[Exercise brief]
Exclude the pictures; give every entry again exactly as written.

===== Material supplied =====

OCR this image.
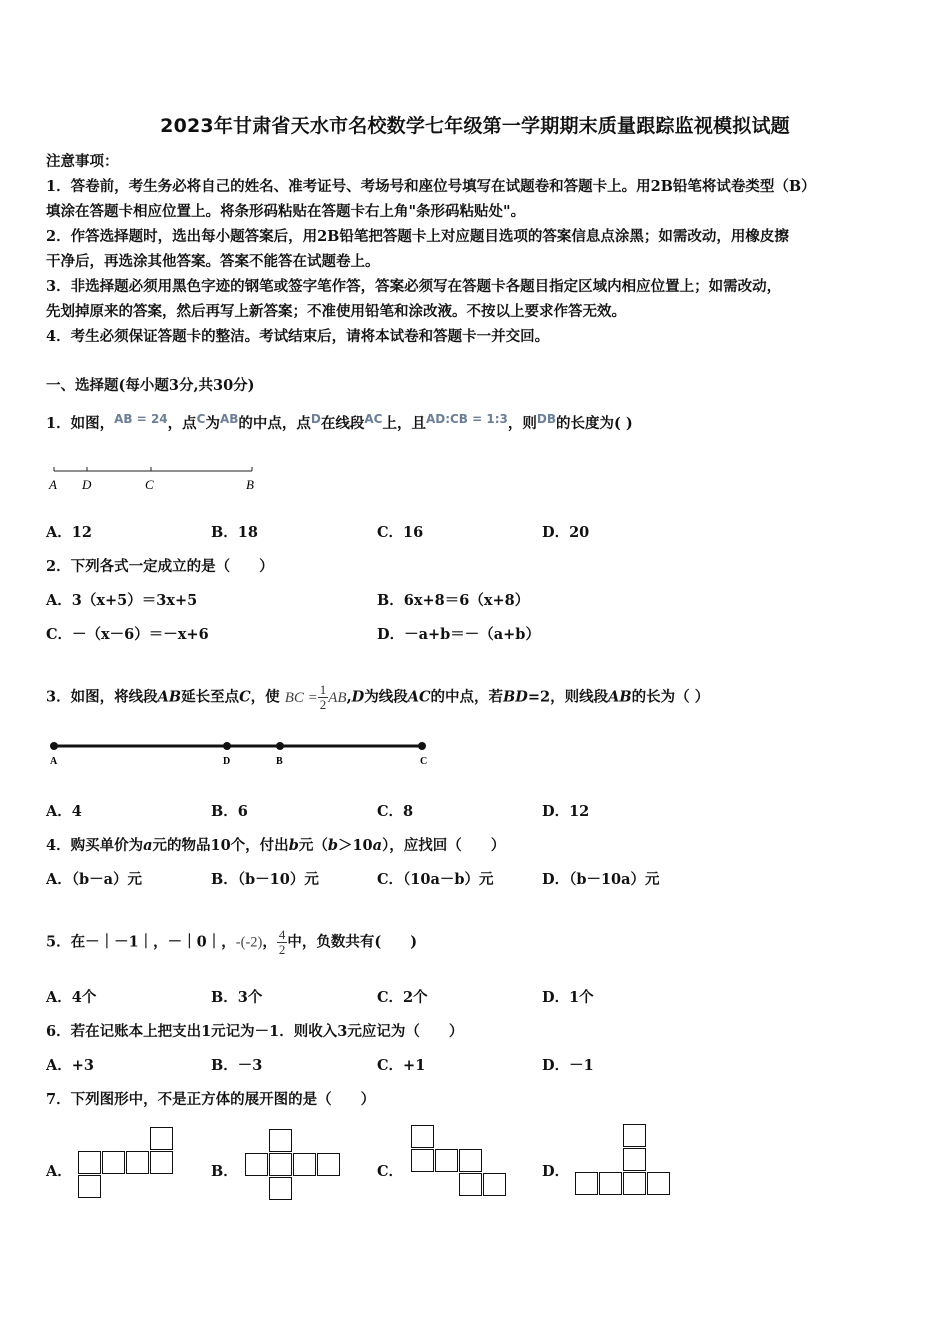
2023年甘肃省天水市名校数学七年级第一学期期末质量跟踪监视模拟试题
注意事项：
1．答卷前，考生务必将自己的姓名、准考证号、考场号和座位号填写在试题卷和答题卡上。用2B铅笔将试卷类型（B）
填涂在答题卡相应位置上。将条形码粘贴在答题卡右上角"条形码粘贴处"。
2．作答选择题时，选出每小题答案后，用2B铅笔把答题卡上对应题目选项的答案信息点涂黑；如需改动，用橡皮擦
干净后，再选涂其他答案。答案不能答在试题卷上。
3．非选择题必须用黑色字迹的钢笔或签字笔作答，答案必须写在答题卡各题目指定区域内相应位置上；如需改动，
先划掉原来的答案，然后再写上新答案；不准使用铅笔和涂改液。不按以上要求作答无效。
4．考生必须保证答题卡的整洁。考试结束后，请将本试卷和答题卡一并交回。
一、选择题(每小题3分,共30分)
1．如图，$^{AB = 24}$，点$^C$为$^{AB}$的中点，点$^D$在线段$^{AC}$上，且$^{AD:CB = 1:3}$，则$^{DB}$的长度为( )
A D	C	B
A．12	B．18	C．16	D．20
2．下列各式一定成立的是（　　）
A．3（x+5）＝3x+5	B．6x+8＝6（x+8）
C．－（x－6）＝－x+6	D．－a+b＝－（a+b）
3．如图，将线段AB延长至点C，使 BC = $\frac{1}{2} AB,D$为线段AC的中点，若BD=2，则线段AB的长为（ ）
A	D	B	C
A．4	B．6	C．8	D．12
4．购买单价为a元的物品10个，付出b元（b＞10a），应找回（　　）
A．（b－a）元	B．（b－10）元	C．（10a－b）元	D．（b－10a）元
5．在－｜－1｜，－｜0｜，-(-2)， $\frac{4}{2}$ 中，负数共有(　　)
A．4个	B．3个	C．2个	D．1个
6．若在记账本上把支出1元记为－1．则收入3元应记为（　　）
A．+3	B．－3	C．+1	D．－1
7．下列图形中，不是正方体的展开图的是（　　）
A．	B．	C．	D．
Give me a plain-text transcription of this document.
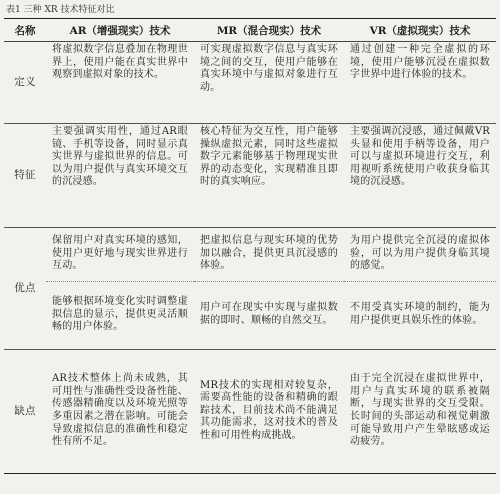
表1 三种 XR 技术特征对比
名称	AR（增强现实）技术	MR（混合现实）技术	VR（虚拟现实）技术
定义	将虚拟数字信息叠加在物理世界上，使用户能在真实世界中观察到虚拟对象的技术。	可实现虚拟数字信息与真实环境之间的交互，使用户能够在真实环境中与虚拟对象进行互动。	通过创建一种完全虚拟的环境，使用户能够沉浸在虚拟数字世界中进行体验的技术。
特征	主要强调实用性，通过AR眼镜、手机等设备，同时显示真实世界与虚拟世界的信息。可以为用户提供与真实环境交互的沉浸感。	核心特征为交互性，用户能够操纵虚拟元素，同时这些虚拟数字元素能够基于物理现实世界的动态变化，实现精准且即时的真实响应。	主要强调沉浸感，通过佩戴VR头显和使用手柄等设备，用户可以与虚拟环境进行交互，利用视听系统使用户收获身临其境的沉浸感。
优点	保留用户对真实环境的感知，使用户更好地与现实世界进行互动。	把虚拟信息与现实环境的优势加以融合，提供更具沉浸感的体验。	为用户提供完全沉浸的虚拟体验，可以为用户提供身临其境的感觉。
	能够根据环境变化实时调整虚拟信息的显示，提供更灵活顺畅的用户体验。	用户可在现实中实现与虚拟数据的即时、顺畅的自然交互。	不用受真实环境的制约，能为用户提供更具娱乐性的体验。
缺点	AR技术整体上尚未成熟，其可用性与准确性受设备性能、传感器精确度以及环境光照等多重因素之潜在影响。可能会导致虚拟信息的准确性和稳定性有所不足。	MR技术的实现相对较复杂，需要高性能的设备和精确的跟踪技术，目前技术尚不能满足其功能需求，这对技术的普及性和可用性构成挑战。	由于完全沉浸在虚拟世界中，用户与真实环境的联系被隔断，与现实世界的交互受限。长时间的头部运动和视觉刺激可能导致用户产生晕眩感或运动疲劳。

=====

[Answer]
OCR this image.
2023年甘肃省天水市名校数学七年级第一学期期末质量跟踪监视模拟试题
注意事项：
1．答卷前，考生务必将自己的姓名、准考证号、考场号和座位号填写在试题卷和答题卡上。用2B铅笔将试卷类型（B）
填涂在答题卡相应位置上。将条形码粘贴在答题卡右上角"条形码粘贴处"。
2．作答选择题时，选出每小题答案后，用2B铅笔把答题卡上对应题目选项的答案信息点涂黑；如需改动，用橡皮擦
干净后，再选涂其他答案。答案不能答在试题卷上。
3．非选择题必须用黑色字迹的钢笔或签字笔作答，答案必须写在答题卡各题目指定区域内相应位置上；如需改动，
先划掉原来的答案，然后再写上新答案；不准使用铅笔和涂改液。不按以上要求作答无效。
4．考生必须保证答题卡的整洁。考试结束后，请将本试卷和答题卡一并交回。
一、选择题(每小题3分,共30分)
1．如图，$^{AB = 24}$，点$^C$为$^{AB}$的中点，点$^D$在线段$^{AC}$上，且$^{AD:CB = 1:3}$，则$^{DB}$的长度为( )
A D	C	B
A．12	B．18	C．16	D．20
2．下列各式一定成立的是（　　）
A．3（x+5）＝3x+5	B．6x+8＝6（x+8）
C．－（x－6）＝－x+6	D．－a+b＝－（a+b）
3．如图，将线段AB延长至点C，使 BC = $\frac{1}{2} AB,D$为线段AC的中点，若BD=2，则线段AB的长为（ ）
A	D	B	C
A．4	B．6	C．8	D．12
4．购买单价为a元的物品10个，付出b元（b＞10a），应找回（　　）
A．（b－a）元	B．（b－10）元	C．（10a－b）元	D．（b－10a）元
5．在－｜－1｜，－｜0｜，-(-2)， $\frac{4}{2}$ 中，负数共有(　　)
A．4个	B．3个	C．2个	D．1个
6．若在记账本上把支出1元记为－1．则收入3元应记为（　　）
A．+3	B．－3	C．+1	D．－1
7．下列图形中，不是正方体的展开图的是（　　）
A．	B．	C．	D．
Give me a plain-text transcription of this document.
表1 三种 XR 技术特征对比
名称	AR（增强现实）技术	MR（混合现实）技术	VR（虚拟现实）技术
定义	将虚拟数字信息叠加在物理世界上，使用户能在真实世界中观察到虚拟对象的技术。	可实现虚拟数字信息与真实环境之间的交互，使用户能够在真实环境中与虚拟对象进行互动。	通过创建一种完全虚拟的环境，使用户能够沉浸在虚拟数字世界中进行体验的技术。
特征	主要强调实用性，通过AR眼镜、手机等设备，同时显示真实世界与虚拟世界的信息。可以为用户提供与真实环境交互的沉浸感。	核心特征为交互性，用户能够操纵虚拟元素，同时这些虚拟数字元素能够基于物理现实世界的动态变化，实现精准且即时的真实响应。	主要强调沉浸感，通过佩戴VR头显和使用手柄等设备，用户可以与虚拟环境进行交互，利用视听系统使用户收获身临其境的沉浸感。
优点	保留用户对真实环境的感知，使用户更好地与现实世界进行互动。	把虚拟信息与现实环境的优势加以融合，提供更具沉浸感的体验。	为用户提供完全沉浸的虚拟体验，可以为用户提供身临其境的感觉。
	能够根据环境变化实时调整虚拟信息的显示，提供更灵活顺畅的用户体验。	用户可在现实中实现与虚拟数据的即时、顺畅的自然交互。	不用受真实环境的制约，能为用户提供更具娱乐性的体验。
缺点	AR技术整体上尚未成熟，其可用性与准确性受设备性能、传感器精确度以及环境光照等多重因素之潜在影响。可能会导致虚拟信息的准确性和稳定性有所不足。	MR技术的实现相对较复杂，需要高性能的设备和精确的跟踪技术，目前技术尚不能满足其功能需求，这对技术的普及性和可用性构成挑战。	由于完全沉浸在虚拟世界中，用户与真实环境的联系被隔断，与现实世界的交互受限。长时间的头部运动和视觉刺激可能导致用户产生晕眩感或运动疲劳。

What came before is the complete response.